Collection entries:
───
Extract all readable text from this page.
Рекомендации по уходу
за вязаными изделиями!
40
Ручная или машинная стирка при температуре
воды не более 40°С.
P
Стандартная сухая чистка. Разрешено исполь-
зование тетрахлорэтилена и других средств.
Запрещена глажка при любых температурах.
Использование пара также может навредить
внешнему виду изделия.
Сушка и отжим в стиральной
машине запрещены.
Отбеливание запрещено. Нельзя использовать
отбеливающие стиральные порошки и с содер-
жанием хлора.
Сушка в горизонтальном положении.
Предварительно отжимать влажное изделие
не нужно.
───
INSTRUCTIONS TO FOLLOW: Each record above should be returned exactly as it appears.

THE COMPLETED TASK:
Extract all readable text from this page.
Рекомендации по уходу
за вязаными изделиями!
40
Ручная или машинная стирка при температуре
воды не более 40°С.
P
Стандартная сухая чистка. Разрешено исполь-
зование тетрахлорэтилена и других средств.
Запрещена глажка при любых температурах.
Использование пара также может навредить
внешнему виду изделия.
Сушка и отжим в стиральной
машине запрещены.
Отбеливание запрещено. Нельзя использовать
отбеливающие стиральные порошки и с содер-
жанием хлора.
Сушка в горизонтальном положении.
Предварительно отжимать влажное изделие
не нужно.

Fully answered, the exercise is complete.